_Perintah a_
Dalam teks bacaan, berapa missionaris yang berganti-ganti melayani umat selama kurun waktu 9 tahun?

------------------------------------------------------------

Faktor lain yang menghalangi perkembangan gereja ialah bahwa dalam kurun waktu 9 tahun ada 13 missionaris berganti-ganti melayani umat. Perang antar kampung juga menghambat perkembangan gereja dan karyanya. Menurunnya jumlah anggota gereja bukan karena jumlah orang yang meninggal, tetapi akibat peperangan sehingga orang banyak yang melarikan diri, ladang dan kebun ditinggalkan, pelajaran tidak dapat diberikan secara teratur, kelaparan meraja lela. Orang yang meninggal akibat peperangan tersebut hanya dalam jumlah yang kecil.

------------------------------------------------------------

_Perintah b_
Sajikan baris-baris catatan mulai dari baris yang memuat "Text: ··: ··: [83, 141, 89, 150]" sampai baris yang memuat "Text: :O!: :O!: [109, 109, 128, 119]" sebagai daftar bernomor. Kedua baris itu ikut dimasukkan, dan baris kosong tidak usah ditulis.

------------------------------------------------------------

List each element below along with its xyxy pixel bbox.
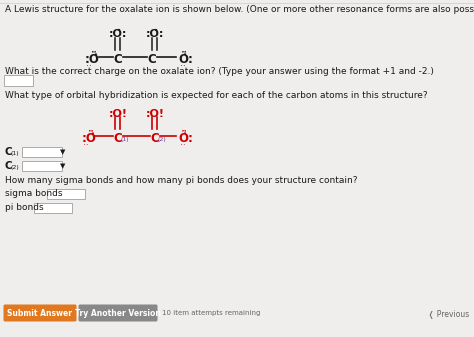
Text: ··: ··: [83, 141, 89, 150]
Text: :Ö̇: :Ö̇: [82, 132, 97, 145]
Text: ▼: ▼: [60, 163, 65, 169]
Text: A Lewis structure for the oxalate ion is shown below. (One or more other resonan: A Lewis structure for the oxalate ion is…: [5, 5, 474, 14]
Text: (2): (2): [158, 137, 167, 142]
Text: C: C: [5, 161, 13, 171]
Text: Try Another Version: Try Another Version: [75, 309, 161, 318]
Text: C: C: [151, 132, 159, 145]
Text: :Ȯ:: :Ȯ:: [146, 29, 164, 39]
FancyBboxPatch shape: [47, 189, 85, 199]
Text: Ö̇:: Ö̇:: [178, 53, 193, 66]
Text: :O!: :O!: [109, 109, 128, 119]
Text: What type of orbital hybridization is expected for each of the carbon atoms in t: What type of orbital hybridization is ex…: [5, 91, 428, 100]
Text: :O!: :O!: [146, 109, 164, 119]
Text: C: C: [147, 53, 156, 66]
FancyBboxPatch shape: [4, 74, 34, 86]
Text: ··: ··: [86, 62, 92, 71]
Text: Submit Answer: Submit Answer: [8, 309, 73, 318]
Text: ❬ Previous: ❬ Previous: [428, 310, 469, 319]
Text: :Ȯ:: :Ȯ:: [109, 29, 127, 39]
Text: :Ö̇: :Ö̇: [85, 53, 100, 66]
Text: ··: ··: [180, 141, 186, 150]
Text: ▼: ▼: [60, 149, 65, 155]
FancyBboxPatch shape: [22, 147, 62, 157]
Text: Ö̇:: Ö̇:: [178, 132, 193, 145]
FancyBboxPatch shape: [3, 305, 76, 321]
Text: ··: ··: [180, 62, 186, 71]
Text: How many sigma bonds and how many pi bonds does your structure contain?: How many sigma bonds and how many pi bon…: [5, 176, 357, 185]
Text: 10 item attempts remaining: 10 item attempts remaining: [162, 310, 260, 316]
Text: (1): (1): [11, 151, 19, 156]
Text: C: C: [5, 147, 13, 157]
FancyBboxPatch shape: [34, 203, 73, 213]
Text: C: C: [114, 132, 122, 145]
Text: pi bonds: pi bonds: [5, 203, 44, 212]
FancyBboxPatch shape: [79, 305, 157, 321]
Text: (2): (2): [11, 165, 20, 170]
FancyBboxPatch shape: [22, 161, 62, 171]
Text: What is the correct charge on the oxalate ion? (Type your answer using the forma: What is the correct charge on the oxalat…: [5, 67, 434, 76]
Text: sigma bonds: sigma bonds: [5, 189, 63, 198]
Text: (1): (1): [121, 137, 129, 142]
Text: C: C: [114, 53, 122, 66]
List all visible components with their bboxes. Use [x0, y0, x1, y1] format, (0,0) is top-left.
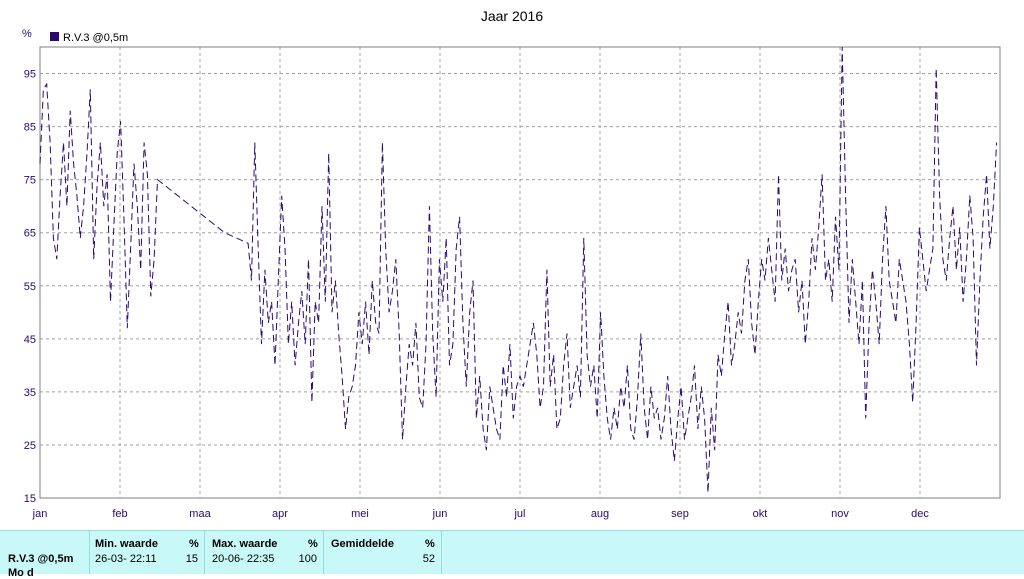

------------------------------------------------------------

_Jawaban Tertulis a_
13 missionaris.

_Jawaban Tertulis b_
1. Text: ··: ··: [83, 141, 89, 150]
2. Text: :Ö̇: :Ö̇: [82, 132, 97, 145]
3. Text: ▼: ▼: [60, 163, 65, 169]
4. Text: A Lewis structure for the oxalate ion is shown below. (One or more other resonan: A Lewis structure for the oxalate ion is…: [5, 5, 474, 14]
5. Text: (2): (2): [158, 137, 167, 142]
6. Text: C: C: [5, 161, 13, 171]
7. Text: Try Another Version: Try Another Version: [75, 309, 161, 318]
8. Text: C: C: [151, 132, 159, 145]
9. Text: :Ȯ:: :Ȯ:: [146, 29, 164, 39]
10. FancyBboxPatch shape: [47, 189, 85, 199]
11. Text: Ö̇:: Ö̇:: [178, 53, 193, 66]
12. Text: :O!: :O!: [109, 109, 128, 119]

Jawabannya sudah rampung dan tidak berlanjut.